* [The problem] Drop every picture and give the entries back exactly.

Data tied to figure images
▼

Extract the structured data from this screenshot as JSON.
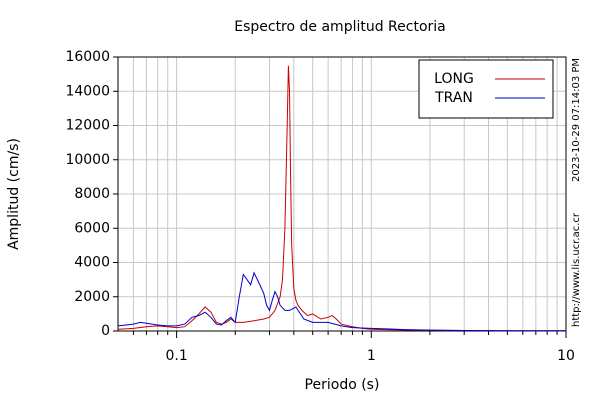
{
  "chart_data": {
    "type": "line",
    "title": "Espectro de amplitud Rectoria",
    "xlabel": "Periodo (s)",
    "ylabel": "Amplitud (cm/s)",
    "side_texts": [
      "2023-10-29 07:14:03 PM",
      "http://www.lis.ucr.ac.cr"
    ],
    "log_x": true,
    "grid": true,
    "legend": "upper right",
    "xlim": [
      0.05,
      10
    ],
    "xticks": [
      0.1,
      1,
      10
    ],
    "ylim": [
      0,
      16000
    ],
    "yticks": [
      0,
      2000,
      4000,
      6000,
      8000,
      10000,
      12000,
      14000,
      16000
    ],
    "series": [
      {
        "name": "LONG",
        "color": "#cc0000",
        "x": [
          0.05,
          0.06,
          0.07,
          0.08,
          0.09,
          0.1,
          0.11,
          0.12,
          0.13,
          0.14,
          0.15,
          0.16,
          0.17,
          0.18,
          0.19,
          0.2,
          0.22,
          0.25,
          0.28,
          0.3,
          0.32,
          0.34,
          0.35,
          0.36,
          0.37,
          0.375,
          0.38,
          0.385,
          0.39,
          0.4,
          0.41,
          0.42,
          0.44,
          0.47,
          0.5,
          0.55,
          0.6,
          0.63,
          0.66,
          0.7,
          0.8,
          0.9,
          1,
          1.2,
          1.5,
          2,
          3,
          5,
          7,
          10
        ],
        "values": [
          100,
          150,
          250,
          300,
          250,
          200,
          250,
          600,
          1000,
          1400,
          1100,
          500,
          400,
          500,
          700,
          500,
          500,
          600,
          700,
          800,
          1200,
          2000,
          3000,
          6000,
          12000,
          15500,
          14000,
          9000,
          5000,
          2500,
          1800,
          1500,
          1200,
          900,
          1000,
          700,
          800,
          900,
          700,
          400,
          250,
          150,
          100,
          80,
          60,
          40,
          30,
          20,
          15,
          10
        ]
      },
      {
        "name": "TRAN",
        "color": "#0000cc",
        "x": [
          0.05,
          0.055,
          0.06,
          0.065,
          0.07,
          0.08,
          0.09,
          0.1,
          0.11,
          0.12,
          0.13,
          0.14,
          0.15,
          0.16,
          0.17,
          0.18,
          0.19,
          0.2,
          0.21,
          0.22,
          0.23,
          0.24,
          0.25,
          0.26,
          0.27,
          0.28,
          0.29,
          0.3,
          0.31,
          0.32,
          0.33,
          0.34,
          0.36,
          0.38,
          0.41,
          0.45,
          0.5,
          0.6,
          0.7,
          0.8,
          1,
          1.2,
          1.5,
          2,
          3,
          5,
          7,
          10
        ],
        "values": [
          300,
          350,
          400,
          500,
          450,
          350,
          300,
          300,
          400,
          800,
          900,
          1100,
          800,
          400,
          350,
          600,
          800,
          500,
          2000,
          3300,
          3000,
          2700,
          3400,
          3000,
          2600,
          2200,
          1500,
          1200,
          1800,
          2300,
          2000,
          1500,
          1200,
          1200,
          1400,
          700,
          500,
          500,
          300,
          200,
          150,
          120,
          80,
          50,
          30,
          20,
          15,
          10
        ]
      }
    ]
  }
}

▲

* [Expected output]
Extract the structured data from this screenshot as JSON.
{
  "chart_data": {
    "type": "line",
    "title": "Espectro de amplitud Rectoria",
    "xlabel": "Periodo (s)",
    "ylabel": "Amplitud (cm/s)",
    "side_texts": [
      "2023-10-29 07:14:03 PM",
      "http://www.lis.ucr.ac.cr"
    ],
    "log_x": true,
    "grid": true,
    "legend": "upper right",
    "xlim": [
      0.05,
      10
    ],
    "xticks": [
      0.1,
      1,
      10
    ],
    "ylim": [
      0,
      16000
    ],
    "yticks": [
      0,
      2000,
      4000,
      6000,
      8000,
      10000,
      12000,
      14000,
      16000
    ],
    "series": [
      {
        "name": "LONG",
        "color": "#cc0000",
        "x": [
          0.05,
          0.06,
          0.07,
          0.08,
          0.09,
          0.1,
          0.11,
          0.12,
          0.13,
          0.14,
          0.15,
          0.16,
          0.17,
          0.18,
          0.19,
          0.2,
          0.22,
          0.25,
          0.28,
          0.3,
          0.32,
          0.34,
          0.35,
          0.36,
          0.37,
          0.375,
          0.38,
          0.385,
          0.39,
          0.4,
          0.41,
          0.42,
          0.44,
          0.47,
          0.5,
          0.55,
          0.6,
          0.63,
          0.66,
          0.7,
          0.8,
          0.9,
          1,
          1.2,
          1.5,
          2,
          3,
          5,
          7,
          10
        ],
        "values": [
          100,
          150,
          250,
          300,
          250,
          200,
          250,
          600,
          1000,
          1400,
          1100,
          500,
          400,
          500,
          700,
          500,
          500,
          600,
          700,
          800,
          1200,
          2000,
          3000,
          6000,
          12000,
          15500,
          14000,
          9000,
          5000,
          2500,
          1800,
          1500,
          1200,
          900,
          1000,
          700,
          800,
          900,
          700,
          400,
          250,
          150,
          100,
          80,
          60,
          40,
          30,
          20,
          15,
          10
        ]
      },
      {
        "name": "TRAN",
        "color": "#0000cc",
        "x": [
          0.05,
          0.055,
          0.06,
          0.065,
          0.07,
          0.08,
          0.09,
          0.1,
          0.11,
          0.12,
          0.13,
          0.14,
          0.15,
          0.16,
          0.17,
          0.18,
          0.19,
          0.2,
          0.21,
          0.22,
          0.23,
          0.24,
          0.25,
          0.26,
          0.27,
          0.28,
          0.29,
          0.3,
          0.31,
          0.32,
          0.33,
          0.34,
          0.36,
          0.38,
          0.41,
          0.45,
          0.5,
          0.6,
          0.7,
          0.8,
          1,
          1.2,
          1.5,
          2,
          3,
          5,
          7,
          10
        ],
        "values": [
          300,
          350,
          400,
          500,
          450,
          350,
          300,
          300,
          400,
          800,
          900,
          1100,
          800,
          400,
          350,
          600,
          800,
          500,
          2000,
          3300,
          3000,
          2700,
          3400,
          3000,
          2600,
          2200,
          1500,
          1200,
          1800,
          2300,
          2000,
          1500,
          1200,
          1200,
          1400,
          700,
          500,
          500,
          300,
          200,
          150,
          120,
          80,
          50,
          30,
          20,
          15,
          10
        ]
      }
    ]
  }
}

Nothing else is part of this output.